[Work request A] Print the part of the excerpt on irrational numbers between "According to your" and "kind of thing.", inclusive.
[Work request B] In the excerpt on irrational numbers, what does the writer say it would be better to say about mathematics and the natural world, instead of saying that mathematics underlies it?

[Excerpt]
-=-=-=-=-
If our coast-measuring ruler is a mile long, when we lay it along the coast, it will cut through parts of England’s interior, wherever the coast is convex, and it will also cut through parts of the ocean, wherever the coast is concave. If we do this around the entire coast, we will get a very rough, rational measurement, that will be wrong (though perhaps useful). Well, we could decrease the size of our ruler in order to get a more precise measurement. Our calculation will be very different for a one inch ruler than for a one mile ruler. Well, it turns out that it’s more correct to think of things like coastlines having what’s called in mathematics a “fractal” dimension — a dimension that’s not an integer. And, yes, that means they are irrational.

It turns out that coastlines’ dimensions are somewhere between 2 and 3, depending on the intricacy of the coast in question. We are taught to think of these things abstractly — coastlines are, mathematically, just smooth 2-D curves. But reality isn’t so tidy.

Abstract is Too Nice

Actually, I don’t think that even infinitely messy irrational numbers genuinely underlie the fabric of reality. The idea that anything mathematical is somehow more ontologically foundational than the actual world is simply giving humanity too much credit (and the world too little). Mathematics is, despite what some philosophers believe, a human endeavor, subject to human foibles and error. It is without a doubt incredible, the usefulness of mathematics applied to problems in the real world. We can travel to the moon without (too much) fear of exploding in space; we can pinpoint small objects from great distances; we can create artificial cherry flavorings that (hopefully) won’t kill us. But, in the end, to think that mathematics underlies the natural world is an example of human hubris. It’d be better to say that mathematics describes things about the natural world, but even this could grant mathematics too much. Is it genuinely descriptive to say that the coast of England is of dimension 2.18747636658698…? Or is it just pointing out that our knowledge of this fact is limited, because we can’t plumb the depths of this ugly, non-repeating, infinitely long number?

So, really, the title of this post should’ve been “God (or the Big Bang) Created the World; Humanity Tries to Describe it With Irrational Numbers”. But that’s sort of unpoetic.


Do Numbers Exist?

According to your disposition, you might have an immediate gut reaction to this question. My initial reaction (oh so long ago) was: “Of course numbers don’t exist. You can’t pick up the number 3 and throw it through a window.” That is, my intuition was that the only things that exist are the kinds of things that can be physically manipulated, and numbers, by almost every account, just aren’t this kind of thing.

To be clear about our terms, you can pick up numerals — that is, you can pick up concrete instances of numbers, like the plastic number signs at the gas station telling you how much gas costs, or the printed numerals in a book, denoting page numbers. But you don’t, by virtue of tearing out page three of a book and tossing it out a window, throw the number 3 out the window, any more than you throw me out of a window by drawing a picture of me and throwing that out the window.
-=-=-=-=-
[Data for parsing page layouts]
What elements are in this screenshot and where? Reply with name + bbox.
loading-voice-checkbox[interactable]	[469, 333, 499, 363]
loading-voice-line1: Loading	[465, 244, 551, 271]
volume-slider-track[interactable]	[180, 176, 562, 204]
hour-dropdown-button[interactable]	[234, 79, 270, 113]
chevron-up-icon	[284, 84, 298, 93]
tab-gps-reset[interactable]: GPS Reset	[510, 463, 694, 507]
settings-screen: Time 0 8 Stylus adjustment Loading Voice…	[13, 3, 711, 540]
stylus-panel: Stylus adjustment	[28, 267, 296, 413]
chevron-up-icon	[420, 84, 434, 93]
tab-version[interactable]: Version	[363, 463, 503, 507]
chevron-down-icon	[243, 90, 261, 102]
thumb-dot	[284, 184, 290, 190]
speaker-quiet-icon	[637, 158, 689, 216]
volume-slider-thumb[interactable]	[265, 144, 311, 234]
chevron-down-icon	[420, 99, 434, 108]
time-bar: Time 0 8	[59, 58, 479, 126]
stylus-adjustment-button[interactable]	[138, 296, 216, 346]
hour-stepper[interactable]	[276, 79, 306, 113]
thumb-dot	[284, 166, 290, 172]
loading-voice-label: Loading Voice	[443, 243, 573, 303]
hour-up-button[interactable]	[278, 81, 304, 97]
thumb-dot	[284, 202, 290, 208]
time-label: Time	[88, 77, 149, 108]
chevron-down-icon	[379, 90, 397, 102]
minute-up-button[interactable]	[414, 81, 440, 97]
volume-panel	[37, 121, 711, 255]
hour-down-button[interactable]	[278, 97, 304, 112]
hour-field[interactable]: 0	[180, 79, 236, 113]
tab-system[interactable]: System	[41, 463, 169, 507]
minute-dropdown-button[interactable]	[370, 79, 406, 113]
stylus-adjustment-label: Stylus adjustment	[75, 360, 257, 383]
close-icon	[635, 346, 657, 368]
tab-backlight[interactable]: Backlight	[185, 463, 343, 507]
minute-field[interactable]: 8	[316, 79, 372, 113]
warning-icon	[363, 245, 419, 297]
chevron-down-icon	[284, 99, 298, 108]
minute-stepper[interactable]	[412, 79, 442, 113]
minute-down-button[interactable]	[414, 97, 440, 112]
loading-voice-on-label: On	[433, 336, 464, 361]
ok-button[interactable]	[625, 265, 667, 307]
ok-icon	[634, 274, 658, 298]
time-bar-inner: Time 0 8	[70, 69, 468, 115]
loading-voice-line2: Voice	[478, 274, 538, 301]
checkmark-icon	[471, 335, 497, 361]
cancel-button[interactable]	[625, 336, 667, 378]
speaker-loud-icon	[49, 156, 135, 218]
-=-=-=-=-
[Task answer A]
According to your disposition, you might have an immediate gut reaction to this question. My initial reaction (oh so long ago) was: “Of course numbers don’t exist. You can’t pick up the number 3 and throw it through a window.” That is, my intuition was that the only things that exist are the kinds of things that can be physically manipulated, and numbers, by almost every account, just aren’t this kind of thing.

[Task answer B] That mathematics describes things about the natural world.